--- 文档片段 ---
题目描述
You must have heard of the two brothers dreaming of ruling the world. With all their previous plans failed, this time they decided to cooperate with each other in order to rule the world.
As you know there are (n) countries in the world. These countries are connected by (n-1) directed roads. If you don't consider direction of the roads there is a unique path between every pair of countries in the world, passing through each road at most once.
Each of the brothers wants to establish his reign in some country, then it's possible for him to control the countries that can be reached from his country using directed roads.
The brothers can rule the world if there exists at most two countries for brothers to choose (and establish their reign in these countries) so that any other country is under control of at least one of them. In order to make this possible they want to change the direction of minimum number of roads. Your task is to calculate this minimum number of roads.
题目大意
给出一个 (n) 个点,(n-1) 条边的有向图
求最少翻转多少条边的方向,使得入度为 (0) 的点最多有两个
思路
入度为零的若只有一个,答案就是 (0),否则翻转成两个入度为零的一定一个的答案优
然后两个入度为零的目标图的如下,两个点的出边最终汇聚在一个点
若此图以其中一个入度为零的点为根,那么除了汇聚点到另一个入度为零的点这段路径上的边,是由儿子指向父亲的,其他所有的边都是由父亲指向儿子的
所以先枚举一个点作为其中一个入度为零的点,然后统计所有儿子指向父亲的边有多少条,记为 (cnt)
然而此时汇聚点到另一个入度上的边的情况是反的,它需要翻转的是父亲指向儿子的边
所以记这条路径上,父亲指向儿子的边个数为 (A),儿子指向父亲的边个数为 (B),答案即为 (cnt+A-B)
想要答案最小,就要最大化 (B-A),设 (f_i) 为以点 (i) 为汇聚点,其到子树中的一个点路径上的 (B-A)
所以 (f_i=min_{s in son(i)}{f[s]+w}),其中,若此边是儿子到父亲 (w=1),否则 (w=-1)
#include <algorithm>
#include <utility>
#include <vector>
#include <cstdio>
using namespace std;
const int maxn = 3000 + 10;
vector<pair<int,int> > edge[maxn];
int n,cnt,ans(maxn),f[maxn];
inline void dfs(int now,int fa) {
f[now] = 0;
for (size_t i = 0;i < edge[now].size();i++) {
int to = edge[now][i].first,w = edge[now][i].second;
if (to ^ fa) {
dfs(to,now);
cnt += w;
f[now] = max(f[now],f[to]+(w ? 1 : -1));
}
}
}
int main() {
scanf("%d",&n);
for (int i = 1,u,v;i < n;i++) {
scanf("%d%d",&u,&v);
edge[u].push_back(make_pair(v,0));
edge[v].push_back(make_pair(u,1));
}
for (int i = 1;i <= n;i++) {
dfs(i,cnt = 0);
ans = min(ans,cnt-*max_element(f+1,f+n+1));
}
printf("%d",ans);
return 0;
}

页面版式解析数据:
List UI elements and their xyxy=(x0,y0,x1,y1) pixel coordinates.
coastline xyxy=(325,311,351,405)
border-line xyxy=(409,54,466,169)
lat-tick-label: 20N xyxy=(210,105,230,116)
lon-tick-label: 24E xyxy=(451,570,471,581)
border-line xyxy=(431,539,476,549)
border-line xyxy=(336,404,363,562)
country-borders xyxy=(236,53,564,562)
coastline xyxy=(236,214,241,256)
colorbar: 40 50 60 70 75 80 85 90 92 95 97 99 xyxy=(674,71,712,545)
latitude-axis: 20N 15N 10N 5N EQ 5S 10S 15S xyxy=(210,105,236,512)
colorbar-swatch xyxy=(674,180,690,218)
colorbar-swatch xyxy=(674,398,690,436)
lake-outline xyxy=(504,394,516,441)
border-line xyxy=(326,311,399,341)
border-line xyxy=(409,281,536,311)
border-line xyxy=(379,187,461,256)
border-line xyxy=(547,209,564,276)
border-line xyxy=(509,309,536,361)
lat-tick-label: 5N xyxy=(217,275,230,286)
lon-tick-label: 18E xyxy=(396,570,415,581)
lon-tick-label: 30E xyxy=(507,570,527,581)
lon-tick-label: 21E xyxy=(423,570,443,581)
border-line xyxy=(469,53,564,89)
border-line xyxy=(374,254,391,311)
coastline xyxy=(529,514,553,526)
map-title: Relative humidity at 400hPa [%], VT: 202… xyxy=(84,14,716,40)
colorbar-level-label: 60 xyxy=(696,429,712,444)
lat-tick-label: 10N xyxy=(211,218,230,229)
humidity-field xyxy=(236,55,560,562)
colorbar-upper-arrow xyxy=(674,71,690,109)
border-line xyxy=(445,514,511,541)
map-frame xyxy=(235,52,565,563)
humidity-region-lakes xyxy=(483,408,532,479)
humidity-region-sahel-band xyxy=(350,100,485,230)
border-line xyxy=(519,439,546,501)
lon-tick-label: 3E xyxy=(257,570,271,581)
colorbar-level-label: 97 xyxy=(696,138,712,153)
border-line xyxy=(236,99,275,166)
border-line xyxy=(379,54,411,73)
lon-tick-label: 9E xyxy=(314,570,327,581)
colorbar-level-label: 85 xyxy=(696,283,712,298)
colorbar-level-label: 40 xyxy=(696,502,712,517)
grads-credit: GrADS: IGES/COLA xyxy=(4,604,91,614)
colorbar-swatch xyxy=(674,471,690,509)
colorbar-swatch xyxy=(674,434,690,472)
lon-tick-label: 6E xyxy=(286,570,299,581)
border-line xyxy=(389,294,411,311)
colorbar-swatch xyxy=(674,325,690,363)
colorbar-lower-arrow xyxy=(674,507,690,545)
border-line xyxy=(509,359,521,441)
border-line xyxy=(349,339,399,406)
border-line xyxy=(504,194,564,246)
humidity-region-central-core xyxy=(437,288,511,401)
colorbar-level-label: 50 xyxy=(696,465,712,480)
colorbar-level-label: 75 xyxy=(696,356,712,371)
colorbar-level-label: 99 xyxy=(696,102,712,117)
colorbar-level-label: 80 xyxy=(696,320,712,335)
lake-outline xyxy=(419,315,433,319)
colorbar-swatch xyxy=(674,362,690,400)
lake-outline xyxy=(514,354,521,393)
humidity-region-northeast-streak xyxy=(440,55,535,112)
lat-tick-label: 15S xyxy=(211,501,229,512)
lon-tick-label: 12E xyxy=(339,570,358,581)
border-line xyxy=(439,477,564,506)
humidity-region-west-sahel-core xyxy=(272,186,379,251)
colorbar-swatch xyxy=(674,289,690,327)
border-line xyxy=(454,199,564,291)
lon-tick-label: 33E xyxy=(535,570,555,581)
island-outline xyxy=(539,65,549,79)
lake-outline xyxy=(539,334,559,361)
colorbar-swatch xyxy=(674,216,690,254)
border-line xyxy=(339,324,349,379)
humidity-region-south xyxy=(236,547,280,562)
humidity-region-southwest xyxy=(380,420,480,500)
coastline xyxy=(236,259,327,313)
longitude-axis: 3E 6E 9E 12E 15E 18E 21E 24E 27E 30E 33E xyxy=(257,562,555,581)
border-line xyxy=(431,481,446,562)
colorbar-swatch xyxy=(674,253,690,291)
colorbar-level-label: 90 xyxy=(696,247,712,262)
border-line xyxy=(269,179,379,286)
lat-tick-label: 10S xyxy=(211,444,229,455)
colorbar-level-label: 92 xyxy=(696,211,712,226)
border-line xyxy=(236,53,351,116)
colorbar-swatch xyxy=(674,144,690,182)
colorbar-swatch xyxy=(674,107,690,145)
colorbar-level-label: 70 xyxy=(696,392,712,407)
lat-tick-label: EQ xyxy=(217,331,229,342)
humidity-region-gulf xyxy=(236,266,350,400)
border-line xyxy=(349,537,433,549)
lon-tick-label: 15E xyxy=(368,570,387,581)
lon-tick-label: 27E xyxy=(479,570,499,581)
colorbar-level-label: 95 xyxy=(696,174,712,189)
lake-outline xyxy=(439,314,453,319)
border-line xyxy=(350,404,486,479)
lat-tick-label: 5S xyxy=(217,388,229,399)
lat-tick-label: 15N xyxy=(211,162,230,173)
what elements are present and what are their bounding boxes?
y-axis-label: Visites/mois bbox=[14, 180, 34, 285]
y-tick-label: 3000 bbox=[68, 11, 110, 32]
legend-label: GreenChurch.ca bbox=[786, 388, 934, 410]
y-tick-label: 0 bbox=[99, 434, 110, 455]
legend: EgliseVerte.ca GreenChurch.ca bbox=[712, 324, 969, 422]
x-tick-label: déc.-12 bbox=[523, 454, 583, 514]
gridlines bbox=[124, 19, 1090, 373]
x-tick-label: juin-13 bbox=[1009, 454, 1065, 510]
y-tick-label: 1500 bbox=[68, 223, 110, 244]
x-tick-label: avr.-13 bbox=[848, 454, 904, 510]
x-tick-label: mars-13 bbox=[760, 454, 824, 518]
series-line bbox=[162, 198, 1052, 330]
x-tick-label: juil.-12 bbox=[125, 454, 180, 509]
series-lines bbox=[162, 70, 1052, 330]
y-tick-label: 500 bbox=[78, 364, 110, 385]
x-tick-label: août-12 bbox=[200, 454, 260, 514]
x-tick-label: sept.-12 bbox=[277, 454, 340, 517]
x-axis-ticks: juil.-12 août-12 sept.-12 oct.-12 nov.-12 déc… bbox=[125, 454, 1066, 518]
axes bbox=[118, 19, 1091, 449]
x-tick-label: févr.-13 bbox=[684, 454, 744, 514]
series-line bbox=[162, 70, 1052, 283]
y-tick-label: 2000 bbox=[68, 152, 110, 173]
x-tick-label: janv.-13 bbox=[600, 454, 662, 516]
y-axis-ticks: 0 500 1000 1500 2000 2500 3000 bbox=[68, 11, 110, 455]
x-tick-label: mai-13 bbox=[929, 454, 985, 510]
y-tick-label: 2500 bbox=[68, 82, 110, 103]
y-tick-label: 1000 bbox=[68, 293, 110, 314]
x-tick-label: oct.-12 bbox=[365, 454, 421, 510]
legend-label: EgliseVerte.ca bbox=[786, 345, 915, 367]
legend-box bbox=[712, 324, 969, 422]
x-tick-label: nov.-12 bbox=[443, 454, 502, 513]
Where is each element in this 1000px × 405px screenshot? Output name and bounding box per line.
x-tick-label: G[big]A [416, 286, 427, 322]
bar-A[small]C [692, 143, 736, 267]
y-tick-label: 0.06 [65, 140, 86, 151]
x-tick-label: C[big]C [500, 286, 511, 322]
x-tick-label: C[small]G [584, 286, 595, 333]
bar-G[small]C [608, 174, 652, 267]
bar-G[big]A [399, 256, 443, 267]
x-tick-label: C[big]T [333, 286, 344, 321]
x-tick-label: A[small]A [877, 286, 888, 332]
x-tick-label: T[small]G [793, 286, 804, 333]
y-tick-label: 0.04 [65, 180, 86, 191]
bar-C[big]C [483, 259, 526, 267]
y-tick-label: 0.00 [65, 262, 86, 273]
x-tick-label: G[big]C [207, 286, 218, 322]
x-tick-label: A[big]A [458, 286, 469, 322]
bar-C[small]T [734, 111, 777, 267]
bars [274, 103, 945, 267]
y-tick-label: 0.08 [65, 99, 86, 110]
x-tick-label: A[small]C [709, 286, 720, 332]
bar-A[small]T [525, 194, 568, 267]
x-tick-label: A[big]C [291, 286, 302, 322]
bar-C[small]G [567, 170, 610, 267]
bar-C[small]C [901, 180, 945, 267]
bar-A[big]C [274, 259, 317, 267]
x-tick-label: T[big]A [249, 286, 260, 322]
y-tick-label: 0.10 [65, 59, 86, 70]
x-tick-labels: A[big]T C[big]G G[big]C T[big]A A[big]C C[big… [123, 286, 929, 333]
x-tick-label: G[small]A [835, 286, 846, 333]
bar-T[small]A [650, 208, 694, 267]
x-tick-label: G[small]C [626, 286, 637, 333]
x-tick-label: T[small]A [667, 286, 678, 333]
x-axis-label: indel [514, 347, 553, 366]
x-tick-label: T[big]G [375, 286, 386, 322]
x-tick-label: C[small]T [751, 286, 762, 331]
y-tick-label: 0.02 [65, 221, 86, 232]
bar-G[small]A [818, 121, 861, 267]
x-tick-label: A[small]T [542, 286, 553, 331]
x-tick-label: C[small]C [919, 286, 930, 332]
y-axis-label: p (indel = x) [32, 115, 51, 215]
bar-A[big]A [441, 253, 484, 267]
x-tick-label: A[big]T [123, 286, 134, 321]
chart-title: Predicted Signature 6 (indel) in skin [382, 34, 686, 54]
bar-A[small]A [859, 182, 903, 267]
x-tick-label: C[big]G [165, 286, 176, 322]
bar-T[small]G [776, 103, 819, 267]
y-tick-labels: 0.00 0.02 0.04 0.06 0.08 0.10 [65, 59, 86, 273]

--- 任务列表 ---
(a) 请从"As you know"开始,到"using directed roads."为止,逐字照录这篇题解中的这段内容。
(b) 按这篇题解的题目大意,翻转边之后,入度为 0 的点最多可以有几个?
上面的清单是另一份独立材料,与这篇题解无关。

--- 参考答案 ---
(a)
As you know there are (n) countries in the world. These countries are connected by (n-1) directed roads. If you don't consider direction of the roads there is a unique path between every pair of countries in the world, passing through each road at most once.
Each of the brothers wants to establish his reign in some country, then it's possible for him to control the countries that can be reached from his country using directed roads.

(b) 最多两个。